Copy every line from the material below that holds "JSON".

^^^^^^^^^^^^^^^^

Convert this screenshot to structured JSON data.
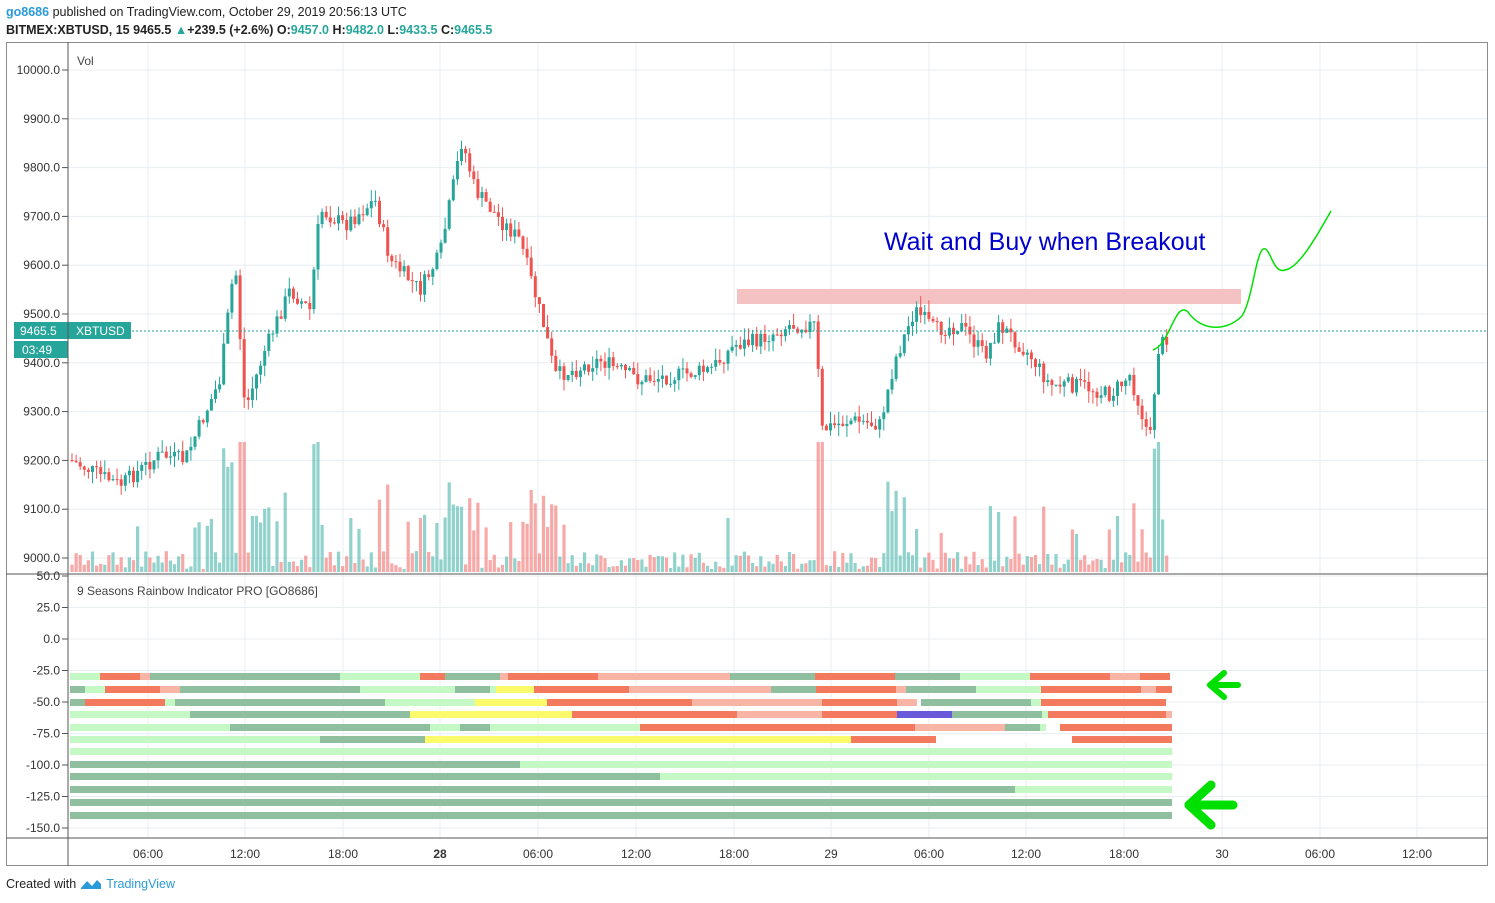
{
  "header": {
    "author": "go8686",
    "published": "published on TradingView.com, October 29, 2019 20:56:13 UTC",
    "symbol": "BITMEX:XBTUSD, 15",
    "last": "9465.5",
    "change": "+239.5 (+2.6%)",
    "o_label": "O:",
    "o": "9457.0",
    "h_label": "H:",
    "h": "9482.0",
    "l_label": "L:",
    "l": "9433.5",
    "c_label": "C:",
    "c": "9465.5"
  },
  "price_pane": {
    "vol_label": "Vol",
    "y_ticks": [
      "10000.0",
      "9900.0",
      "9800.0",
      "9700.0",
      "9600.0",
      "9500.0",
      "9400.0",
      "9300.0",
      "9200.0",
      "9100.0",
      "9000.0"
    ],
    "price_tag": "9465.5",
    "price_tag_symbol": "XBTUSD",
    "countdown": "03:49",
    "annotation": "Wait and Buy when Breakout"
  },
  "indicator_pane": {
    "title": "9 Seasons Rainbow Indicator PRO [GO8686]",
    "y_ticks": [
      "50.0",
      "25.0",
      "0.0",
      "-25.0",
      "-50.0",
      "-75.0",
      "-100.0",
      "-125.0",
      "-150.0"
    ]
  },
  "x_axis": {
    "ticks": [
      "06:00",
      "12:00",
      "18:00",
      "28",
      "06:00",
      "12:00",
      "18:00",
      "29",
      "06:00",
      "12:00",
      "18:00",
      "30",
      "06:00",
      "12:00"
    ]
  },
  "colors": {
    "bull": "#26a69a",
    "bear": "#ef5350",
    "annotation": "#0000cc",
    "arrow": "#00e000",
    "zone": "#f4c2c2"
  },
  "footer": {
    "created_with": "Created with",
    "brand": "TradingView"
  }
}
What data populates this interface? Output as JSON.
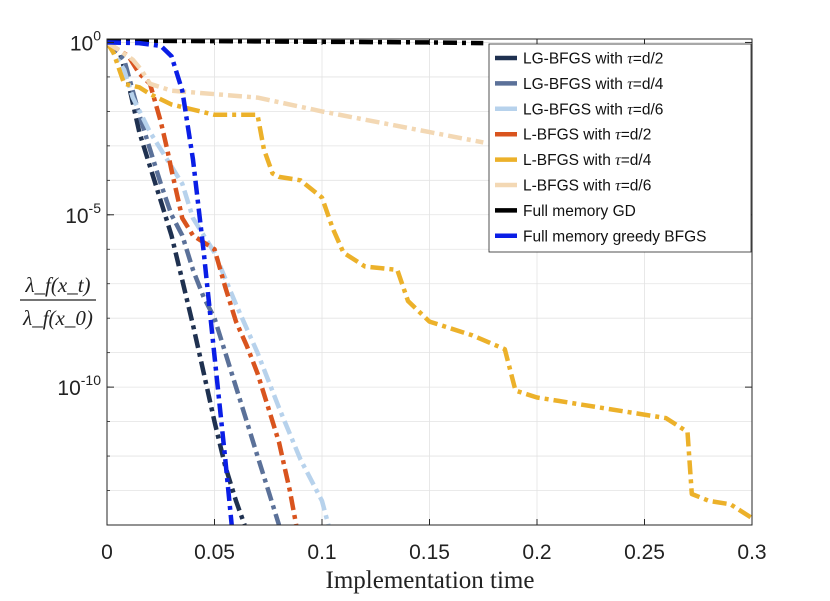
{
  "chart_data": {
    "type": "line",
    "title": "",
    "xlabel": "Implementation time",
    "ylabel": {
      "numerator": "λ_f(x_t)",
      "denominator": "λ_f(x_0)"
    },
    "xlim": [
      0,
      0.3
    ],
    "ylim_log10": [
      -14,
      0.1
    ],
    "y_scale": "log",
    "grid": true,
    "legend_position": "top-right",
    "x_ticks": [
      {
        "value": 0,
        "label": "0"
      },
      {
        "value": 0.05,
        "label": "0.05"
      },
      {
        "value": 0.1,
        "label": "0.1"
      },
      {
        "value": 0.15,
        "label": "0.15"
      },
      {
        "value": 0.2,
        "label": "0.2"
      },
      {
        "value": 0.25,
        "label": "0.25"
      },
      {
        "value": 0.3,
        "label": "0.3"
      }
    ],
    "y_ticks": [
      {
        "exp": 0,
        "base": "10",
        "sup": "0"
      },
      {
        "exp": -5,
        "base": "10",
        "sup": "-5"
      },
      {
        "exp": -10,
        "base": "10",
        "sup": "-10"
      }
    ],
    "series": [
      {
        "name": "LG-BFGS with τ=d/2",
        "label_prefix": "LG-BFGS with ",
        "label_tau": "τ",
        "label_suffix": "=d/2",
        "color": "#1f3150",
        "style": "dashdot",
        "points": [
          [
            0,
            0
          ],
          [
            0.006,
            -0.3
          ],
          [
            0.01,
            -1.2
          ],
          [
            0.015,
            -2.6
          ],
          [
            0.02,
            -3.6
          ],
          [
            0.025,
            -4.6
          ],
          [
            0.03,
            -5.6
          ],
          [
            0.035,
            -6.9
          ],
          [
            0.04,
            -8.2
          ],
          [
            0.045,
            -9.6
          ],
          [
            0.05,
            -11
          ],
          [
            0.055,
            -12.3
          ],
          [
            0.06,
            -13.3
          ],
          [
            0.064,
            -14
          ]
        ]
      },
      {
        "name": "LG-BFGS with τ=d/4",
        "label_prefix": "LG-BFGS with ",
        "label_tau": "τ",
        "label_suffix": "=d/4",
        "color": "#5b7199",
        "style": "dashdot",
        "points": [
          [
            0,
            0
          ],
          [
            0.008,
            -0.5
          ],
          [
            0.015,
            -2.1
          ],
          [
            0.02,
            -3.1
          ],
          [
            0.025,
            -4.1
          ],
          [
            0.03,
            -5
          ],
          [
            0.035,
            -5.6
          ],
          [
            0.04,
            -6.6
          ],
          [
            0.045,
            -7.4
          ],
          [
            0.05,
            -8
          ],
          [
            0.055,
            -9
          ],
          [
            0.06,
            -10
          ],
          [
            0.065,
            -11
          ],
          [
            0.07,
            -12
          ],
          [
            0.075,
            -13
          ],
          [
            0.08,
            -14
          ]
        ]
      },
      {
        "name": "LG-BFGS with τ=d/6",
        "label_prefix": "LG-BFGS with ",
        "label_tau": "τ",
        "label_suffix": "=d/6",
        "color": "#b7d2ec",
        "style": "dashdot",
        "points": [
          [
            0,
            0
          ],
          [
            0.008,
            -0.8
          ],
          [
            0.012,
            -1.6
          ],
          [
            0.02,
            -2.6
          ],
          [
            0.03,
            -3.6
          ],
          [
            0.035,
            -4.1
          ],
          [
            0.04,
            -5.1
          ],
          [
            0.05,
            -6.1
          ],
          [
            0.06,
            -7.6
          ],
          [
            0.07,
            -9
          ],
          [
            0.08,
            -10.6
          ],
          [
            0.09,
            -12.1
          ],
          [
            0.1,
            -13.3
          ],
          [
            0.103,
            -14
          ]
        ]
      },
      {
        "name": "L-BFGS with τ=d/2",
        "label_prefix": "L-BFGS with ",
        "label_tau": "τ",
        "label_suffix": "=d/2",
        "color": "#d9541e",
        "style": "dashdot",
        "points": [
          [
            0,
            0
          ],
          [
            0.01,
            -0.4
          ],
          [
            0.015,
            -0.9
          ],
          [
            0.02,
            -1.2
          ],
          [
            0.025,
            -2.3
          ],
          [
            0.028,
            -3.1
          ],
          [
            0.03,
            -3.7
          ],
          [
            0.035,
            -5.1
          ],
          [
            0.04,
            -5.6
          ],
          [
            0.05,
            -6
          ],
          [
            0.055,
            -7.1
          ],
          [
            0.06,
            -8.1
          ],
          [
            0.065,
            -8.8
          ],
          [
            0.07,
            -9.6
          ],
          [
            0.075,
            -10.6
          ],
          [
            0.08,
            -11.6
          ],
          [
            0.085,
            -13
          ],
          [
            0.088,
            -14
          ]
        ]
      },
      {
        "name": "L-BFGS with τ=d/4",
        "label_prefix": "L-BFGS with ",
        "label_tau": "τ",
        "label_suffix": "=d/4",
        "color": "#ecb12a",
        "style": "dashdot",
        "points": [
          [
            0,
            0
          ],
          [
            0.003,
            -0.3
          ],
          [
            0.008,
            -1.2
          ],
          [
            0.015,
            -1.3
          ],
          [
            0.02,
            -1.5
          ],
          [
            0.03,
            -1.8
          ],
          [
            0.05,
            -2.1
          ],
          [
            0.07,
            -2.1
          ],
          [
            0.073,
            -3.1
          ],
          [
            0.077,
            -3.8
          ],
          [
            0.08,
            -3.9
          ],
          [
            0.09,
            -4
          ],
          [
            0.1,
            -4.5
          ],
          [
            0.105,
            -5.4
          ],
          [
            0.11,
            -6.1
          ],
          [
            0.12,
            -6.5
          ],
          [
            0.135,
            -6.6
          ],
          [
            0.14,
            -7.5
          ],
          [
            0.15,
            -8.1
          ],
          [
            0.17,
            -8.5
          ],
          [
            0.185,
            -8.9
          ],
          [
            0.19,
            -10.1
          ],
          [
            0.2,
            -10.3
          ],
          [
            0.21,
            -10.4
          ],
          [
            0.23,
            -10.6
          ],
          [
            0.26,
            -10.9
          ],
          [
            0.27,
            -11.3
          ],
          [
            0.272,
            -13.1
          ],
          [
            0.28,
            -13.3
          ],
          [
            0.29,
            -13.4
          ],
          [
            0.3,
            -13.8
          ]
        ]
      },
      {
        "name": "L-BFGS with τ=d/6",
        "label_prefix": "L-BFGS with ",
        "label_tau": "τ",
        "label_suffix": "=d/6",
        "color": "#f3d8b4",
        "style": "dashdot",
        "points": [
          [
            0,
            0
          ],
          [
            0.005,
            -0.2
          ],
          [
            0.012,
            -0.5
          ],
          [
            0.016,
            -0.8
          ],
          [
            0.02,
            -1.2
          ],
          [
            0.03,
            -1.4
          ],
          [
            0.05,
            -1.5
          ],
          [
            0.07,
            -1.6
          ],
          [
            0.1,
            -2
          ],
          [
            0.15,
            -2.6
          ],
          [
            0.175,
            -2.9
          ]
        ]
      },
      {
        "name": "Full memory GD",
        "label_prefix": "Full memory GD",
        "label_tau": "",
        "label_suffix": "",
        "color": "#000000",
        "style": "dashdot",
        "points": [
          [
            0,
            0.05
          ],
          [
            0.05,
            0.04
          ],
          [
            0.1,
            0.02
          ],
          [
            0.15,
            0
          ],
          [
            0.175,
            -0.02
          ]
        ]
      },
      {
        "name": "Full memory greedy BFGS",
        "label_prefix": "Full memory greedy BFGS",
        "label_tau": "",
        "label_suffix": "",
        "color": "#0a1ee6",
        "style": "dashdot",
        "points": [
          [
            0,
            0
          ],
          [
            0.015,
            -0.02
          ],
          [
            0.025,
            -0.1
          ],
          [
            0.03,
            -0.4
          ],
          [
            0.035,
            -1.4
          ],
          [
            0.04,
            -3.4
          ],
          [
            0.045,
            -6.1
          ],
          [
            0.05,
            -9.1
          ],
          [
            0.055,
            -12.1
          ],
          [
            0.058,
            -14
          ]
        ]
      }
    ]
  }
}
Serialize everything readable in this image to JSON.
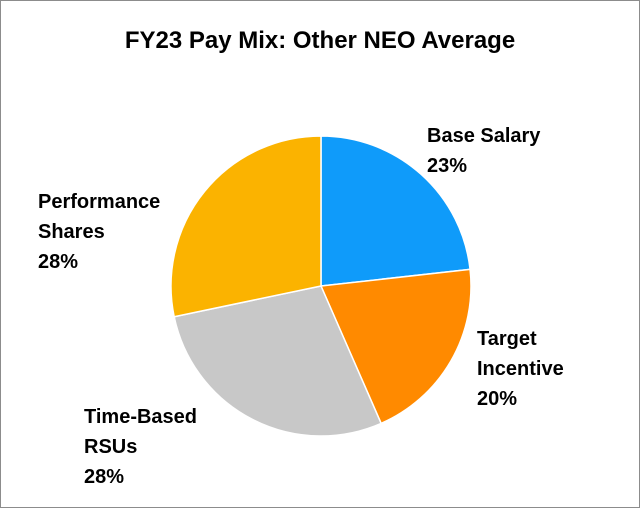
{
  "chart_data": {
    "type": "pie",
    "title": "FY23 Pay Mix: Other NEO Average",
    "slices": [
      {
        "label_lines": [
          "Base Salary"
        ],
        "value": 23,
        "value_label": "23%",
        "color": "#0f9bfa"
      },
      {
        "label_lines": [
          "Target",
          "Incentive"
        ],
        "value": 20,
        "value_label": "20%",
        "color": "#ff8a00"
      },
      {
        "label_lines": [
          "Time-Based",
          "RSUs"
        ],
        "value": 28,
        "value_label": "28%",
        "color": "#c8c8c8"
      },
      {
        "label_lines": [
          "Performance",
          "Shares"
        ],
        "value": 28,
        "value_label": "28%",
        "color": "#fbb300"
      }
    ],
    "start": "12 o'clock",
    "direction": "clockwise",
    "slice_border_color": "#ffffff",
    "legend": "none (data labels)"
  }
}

^^^^^^^^^^^^^^^^

- **Task result**:
Convert this screenshot to structured JSON data.
What data populates this interface? Output as JSON.
Serialize everything readable in this image to JSON.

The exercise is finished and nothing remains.